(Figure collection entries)
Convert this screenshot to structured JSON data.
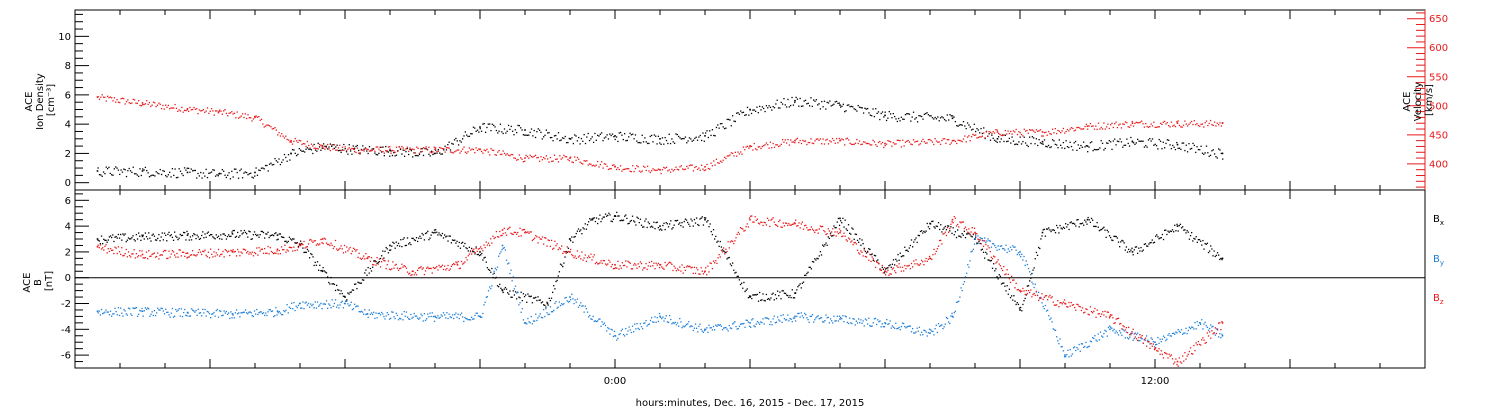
{
  "chart_data": [
    {
      "type": "scatter",
      "panel": "ace-plasma",
      "ylabel_lines": [
        "ACE",
        "Ion Density",
        "[cm⁻³]"
      ],
      "y2label_lines": [
        "ACE",
        "Velocity",
        "[km/s]"
      ],
      "ylim": [
        -0.5,
        11.8
      ],
      "y_ticks": [
        0,
        2,
        4,
        6,
        8,
        10
      ],
      "y2lim": [
        355,
        665
      ],
      "y2_ticks": [
        400,
        450,
        500,
        550,
        600,
        650
      ],
      "colors": {
        "density": "#000000",
        "velocity": "#e8191a"
      },
      "density_points": [
        [
          -11.5,
          0.8
        ],
        [
          -10.5,
          0.8
        ],
        [
          -9.5,
          0.7
        ],
        [
          -8.8,
          0.6
        ],
        [
          -8.0,
          0.7
        ],
        [
          -7.2,
          2.0
        ],
        [
          -6.5,
          2.5
        ],
        [
          -5.8,
          2.3
        ],
        [
          -5.0,
          2.2
        ],
        [
          -4.0,
          2.0
        ],
        [
          -3.0,
          3.8
        ],
        [
          -2.0,
          3.6
        ],
        [
          -1.0,
          3.0
        ],
        [
          0,
          3.2
        ],
        [
          1.0,
          3.0
        ],
        [
          2.0,
          3.2
        ],
        [
          3.0,
          5.0
        ],
        [
          4.0,
          5.6
        ],
        [
          5.0,
          5.3
        ],
        [
          6.0,
          4.6
        ],
        [
          7.5,
          4.4
        ],
        [
          8.5,
          3.0
        ],
        [
          9.5,
          2.8
        ],
        [
          10.5,
          2.5
        ],
        [
          11.5,
          2.8
        ],
        [
          12.5,
          2.6
        ],
        [
          13.5,
          2.0
        ]
      ],
      "velocity_points": [
        [
          -11.5,
          515
        ],
        [
          -10.5,
          505
        ],
        [
          -9.5,
          495
        ],
        [
          -8.8,
          490
        ],
        [
          -8.0,
          480
        ],
        [
          -7.2,
          440
        ],
        [
          -6.5,
          430
        ],
        [
          -5.8,
          425
        ],
        [
          -5.0,
          425
        ],
        [
          -4.0,
          425
        ],
        [
          -3.0,
          425
        ],
        [
          -2.0,
          410
        ],
        [
          -1.0,
          410
        ],
        [
          0,
          395
        ],
        [
          1.0,
          390
        ],
        [
          2.0,
          395
        ],
        [
          3.0,
          430
        ],
        [
          4.0,
          440
        ],
        [
          5.0,
          440
        ],
        [
          6.0,
          435
        ],
        [
          7.5,
          440
        ],
        [
          8.5,
          455
        ],
        [
          9.5,
          455
        ],
        [
          10.5,
          465
        ],
        [
          11.5,
          470
        ],
        [
          12.5,
          470
        ],
        [
          13.5,
          470
        ]
      ]
    },
    {
      "type": "scatter",
      "panel": "ace-magnetic-field",
      "ylabel_lines": [
        "ACE",
        "B",
        "[nT]"
      ],
      "ylim": [
        -7.0,
        6.8
      ],
      "y_ticks": [
        -6,
        -4,
        -2,
        0,
        2,
        4,
        6
      ],
      "colors": {
        "Bx": "#000000",
        "By": "#1e7fd8",
        "Bz": "#e8191a"
      },
      "legend": [
        {
          "key": "Bx",
          "label": "B",
          "sub": "x"
        },
        {
          "key": "By",
          "label": "B",
          "sub": "y"
        },
        {
          "key": "Bz",
          "label": "B",
          "sub": "z"
        }
      ],
      "bx_points": [
        [
          -11.5,
          3.0
        ],
        [
          -10.5,
          3.2
        ],
        [
          -9.5,
          3.3
        ],
        [
          -8.5,
          3.4
        ],
        [
          -7.5,
          3.3
        ],
        [
          -7.0,
          2.6
        ],
        [
          -6.5,
          0.5
        ],
        [
          -6.0,
          -1.5
        ],
        [
          -5.0,
          2.5
        ],
        [
          -4.0,
          3.5
        ],
        [
          -3.0,
          2.0
        ],
        [
          -2.5,
          -1.0
        ],
        [
          -1.5,
          -2.0
        ],
        [
          -1.0,
          3.0
        ],
        [
          -0.5,
          4.5
        ],
        [
          0,
          4.8
        ],
        [
          1.0,
          4.0
        ],
        [
          2.0,
          4.5
        ],
        [
          3.0,
          -1.5
        ],
        [
          4.0,
          -1.2
        ],
        [
          5.0,
          4.6
        ],
        [
          6.0,
          0.5
        ],
        [
          7.0,
          4.2
        ],
        [
          8.0,
          3.0
        ],
        [
          9.0,
          -2.5
        ],
        [
          9.5,
          3.5
        ],
        [
          10.5,
          4.5
        ],
        [
          11.5,
          2.0
        ],
        [
          12.5,
          4.0
        ],
        [
          13.5,
          1.5
        ]
      ],
      "by_points": [
        [
          -11.5,
          -2.6
        ],
        [
          -10.5,
          -2.6
        ],
        [
          -9.5,
          -2.7
        ],
        [
          -8.5,
          -2.8
        ],
        [
          -7.5,
          -2.6
        ],
        [
          -7.0,
          -2.0
        ],
        [
          -6.0,
          -2.0
        ],
        [
          -5.5,
          -2.8
        ],
        [
          -4.0,
          -3.0
        ],
        [
          -3.0,
          -3.0
        ],
        [
          -2.5,
          2.5
        ],
        [
          -2.0,
          -3.5
        ],
        [
          -1.0,
          -1.5
        ],
        [
          0,
          -4.5
        ],
        [
          1.0,
          -3.0
        ],
        [
          2.0,
          -4.0
        ],
        [
          3.0,
          -3.5
        ],
        [
          4.0,
          -3.0
        ],
        [
          5.0,
          -3.2
        ],
        [
          6.0,
          -3.5
        ],
        [
          7.0,
          -4.3
        ],
        [
          7.5,
          -3.0
        ],
        [
          8.0,
          3.0
        ],
        [
          9.0,
          2.0
        ],
        [
          10.0,
          -6.0
        ],
        [
          11.0,
          -4.0
        ],
        [
          12.0,
          -5.0
        ],
        [
          13.0,
          -3.5
        ],
        [
          13.5,
          -4.5
        ]
      ],
      "bz_points": [
        [
          -11.5,
          2.4
        ],
        [
          -10.5,
          1.8
        ],
        [
          -9.5,
          1.9
        ],
        [
          -8.5,
          2.0
        ],
        [
          -7.5,
          2.2
        ],
        [
          -7.0,
          2.5
        ],
        [
          -6.5,
          3.0
        ],
        [
          -5.5,
          1.5
        ],
        [
          -4.5,
          0.5
        ],
        [
          -3.5,
          1.0
        ],
        [
          -2.5,
          3.7
        ],
        [
          -2.0,
          3.5
        ],
        [
          -1.0,
          2.0
        ],
        [
          0,
          1.0
        ],
        [
          1.0,
          1.0
        ],
        [
          2.0,
          0.5
        ],
        [
          3.0,
          4.5
        ],
        [
          4.0,
          4.2
        ],
        [
          5.0,
          3.5
        ],
        [
          6.0,
          0.5
        ],
        [
          7.0,
          1.5
        ],
        [
          7.5,
          4.5
        ],
        [
          8.0,
          3.5
        ],
        [
          9.0,
          -1.0
        ],
        [
          10.0,
          -2.0
        ],
        [
          11.0,
          -3.0
        ],
        [
          12.0,
          -5.5
        ],
        [
          12.5,
          -6.5
        ],
        [
          13.5,
          -3.5
        ]
      ]
    }
  ],
  "x_axis": {
    "range": [
      -12,
      18
    ],
    "tick_labels": [
      {
        "x": 0,
        "label": "0:00"
      },
      {
        "x": 12,
        "label": "12:00"
      }
    ],
    "xlabel": "hours:minutes, Dec. 16, 2015 - Dec. 17, 2015"
  }
}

_WHAT TO DO_
Transcribe the material exactly, leaving every picture out.

_ANSWER TO THE EXERCISE_
Convert this screenshot to structured JSON data.
{
  "chart_data": [
    {
      "type": "scatter",
      "panel": "ace-plasma",
      "ylabel_lines": [
        "ACE",
        "Ion Density",
        "[cm⁻³]"
      ],
      "y2label_lines": [
        "ACE",
        "Velocity",
        "[km/s]"
      ],
      "ylim": [
        -0.5,
        11.8
      ],
      "y_ticks": [
        0,
        2,
        4,
        6,
        8,
        10
      ],
      "y2lim": [
        355,
        665
      ],
      "y2_ticks": [
        400,
        450,
        500,
        550,
        600,
        650
      ],
      "colors": {
        "density": "#000000",
        "velocity": "#e8191a"
      },
      "density_points": [
        [
          -11.5,
          0.8
        ],
        [
          -10.5,
          0.8
        ],
        [
          -9.5,
          0.7
        ],
        [
          -8.8,
          0.6
        ],
        [
          -8.0,
          0.7
        ],
        [
          -7.2,
          2.0
        ],
        [
          -6.5,
          2.5
        ],
        [
          -5.8,
          2.3
        ],
        [
          -5.0,
          2.2
        ],
        [
          -4.0,
          2.0
        ],
        [
          -3.0,
          3.8
        ],
        [
          -2.0,
          3.6
        ],
        [
          -1.0,
          3.0
        ],
        [
          0,
          3.2
        ],
        [
          1.0,
          3.0
        ],
        [
          2.0,
          3.2
        ],
        [
          3.0,
          5.0
        ],
        [
          4.0,
          5.6
        ],
        [
          5.0,
          5.3
        ],
        [
          6.0,
          4.6
        ],
        [
          7.5,
          4.4
        ],
        [
          8.5,
          3.0
        ],
        [
          9.5,
          2.8
        ],
        [
          10.5,
          2.5
        ],
        [
          11.5,
          2.8
        ],
        [
          12.5,
          2.6
        ],
        [
          13.5,
          2.0
        ]
      ],
      "velocity_points": [
        [
          -11.5,
          515
        ],
        [
          -10.5,
          505
        ],
        [
          -9.5,
          495
        ],
        [
          -8.8,
          490
        ],
        [
          -8.0,
          480
        ],
        [
          -7.2,
          440
        ],
        [
          -6.5,
          430
        ],
        [
          -5.8,
          425
        ],
        [
          -5.0,
          425
        ],
        [
          -4.0,
          425
        ],
        [
          -3.0,
          425
        ],
        [
          -2.0,
          410
        ],
        [
          -1.0,
          410
        ],
        [
          0,
          395
        ],
        [
          1.0,
          390
        ],
        [
          2.0,
          395
        ],
        [
          3.0,
          430
        ],
        [
          4.0,
          440
        ],
        [
          5.0,
          440
        ],
        [
          6.0,
          435
        ],
        [
          7.5,
          440
        ],
        [
          8.5,
          455
        ],
        [
          9.5,
          455
        ],
        [
          10.5,
          465
        ],
        [
          11.5,
          470
        ],
        [
          12.5,
          470
        ],
        [
          13.5,
          470
        ]
      ]
    },
    {
      "type": "scatter",
      "panel": "ace-magnetic-field",
      "ylabel_lines": [
        "ACE",
        "B",
        "[nT]"
      ],
      "ylim": [
        -7.0,
        6.8
      ],
      "y_ticks": [
        -6,
        -4,
        -2,
        0,
        2,
        4,
        6
      ],
      "colors": {
        "Bx": "#000000",
        "By": "#1e7fd8",
        "Bz": "#e8191a"
      },
      "legend": [
        {
          "key": "Bx",
          "label": "B",
          "sub": "x"
        },
        {
          "key": "By",
          "label": "B",
          "sub": "y"
        },
        {
          "key": "Bz",
          "label": "B",
          "sub": "z"
        }
      ],
      "bx_points": [
        [
          -11.5,
          3.0
        ],
        [
          -10.5,
          3.2
        ],
        [
          -9.5,
          3.3
        ],
        [
          -8.5,
          3.4
        ],
        [
          -7.5,
          3.3
        ],
        [
          -7.0,
          2.6
        ],
        [
          -6.5,
          0.5
        ],
        [
          -6.0,
          -1.5
        ],
        [
          -5.0,
          2.5
        ],
        [
          -4.0,
          3.5
        ],
        [
          -3.0,
          2.0
        ],
        [
          -2.5,
          -1.0
        ],
        [
          -1.5,
          -2.0
        ],
        [
          -1.0,
          3.0
        ],
        [
          -0.5,
          4.5
        ],
        [
          0,
          4.8
        ],
        [
          1.0,
          4.0
        ],
        [
          2.0,
          4.5
        ],
        [
          3.0,
          -1.5
        ],
        [
          4.0,
          -1.2
        ],
        [
          5.0,
          4.6
        ],
        [
          6.0,
          0.5
        ],
        [
          7.0,
          4.2
        ],
        [
          8.0,
          3.0
        ],
        [
          9.0,
          -2.5
        ],
        [
          9.5,
          3.5
        ],
        [
          10.5,
          4.5
        ],
        [
          11.5,
          2.0
        ],
        [
          12.5,
          4.0
        ],
        [
          13.5,
          1.5
        ]
      ],
      "by_points": [
        [
          -11.5,
          -2.6
        ],
        [
          -10.5,
          -2.6
        ],
        [
          -9.5,
          -2.7
        ],
        [
          -8.5,
          -2.8
        ],
        [
          -7.5,
          -2.6
        ],
        [
          -7.0,
          -2.0
        ],
        [
          -6.0,
          -2.0
        ],
        [
          -5.5,
          -2.8
        ],
        [
          -4.0,
          -3.0
        ],
        [
          -3.0,
          -3.0
        ],
        [
          -2.5,
          2.5
        ],
        [
          -2.0,
          -3.5
        ],
        [
          -1.0,
          -1.5
        ],
        [
          0,
          -4.5
        ],
        [
          1.0,
          -3.0
        ],
        [
          2.0,
          -4.0
        ],
        [
          3.0,
          -3.5
        ],
        [
          4.0,
          -3.0
        ],
        [
          5.0,
          -3.2
        ],
        [
          6.0,
          -3.5
        ],
        [
          7.0,
          -4.3
        ],
        [
          7.5,
          -3.0
        ],
        [
          8.0,
          3.0
        ],
        [
          9.0,
          2.0
        ],
        [
          10.0,
          -6.0
        ],
        [
          11.0,
          -4.0
        ],
        [
          12.0,
          -5.0
        ],
        [
          13.0,
          -3.5
        ],
        [
          13.5,
          -4.5
        ]
      ],
      "bz_points": [
        [
          -11.5,
          2.4
        ],
        [
          -10.5,
          1.8
        ],
        [
          -9.5,
          1.9
        ],
        [
          -8.5,
          2.0
        ],
        [
          -7.5,
          2.2
        ],
        [
          -7.0,
          2.5
        ],
        [
          -6.5,
          3.0
        ],
        [
          -5.5,
          1.5
        ],
        [
          -4.5,
          0.5
        ],
        [
          -3.5,
          1.0
        ],
        [
          -2.5,
          3.7
        ],
        [
          -2.0,
          3.5
        ],
        [
          -1.0,
          2.0
        ],
        [
          0,
          1.0
        ],
        [
          1.0,
          1.0
        ],
        [
          2.0,
          0.5
        ],
        [
          3.0,
          4.5
        ],
        [
          4.0,
          4.2
        ],
        [
          5.0,
          3.5
        ],
        [
          6.0,
          0.5
        ],
        [
          7.0,
          1.5
        ],
        [
          7.5,
          4.5
        ],
        [
          8.0,
          3.5
        ],
        [
          9.0,
          -1.0
        ],
        [
          10.0,
          -2.0
        ],
        [
          11.0,
          -3.0
        ],
        [
          12.0,
          -5.5
        ],
        [
          12.5,
          -6.5
        ],
        [
          13.5,
          -3.5
        ]
      ]
    }
  ],
  "x_axis": {
    "range": [
      -12,
      18
    ],
    "tick_labels": [
      {
        "x": 0,
        "label": "0:00"
      },
      {
        "x": 12,
        "label": "12:00"
      }
    ],
    "xlabel": "hours:minutes, Dec. 16, 2015 - Dec. 17, 2015"
  }
}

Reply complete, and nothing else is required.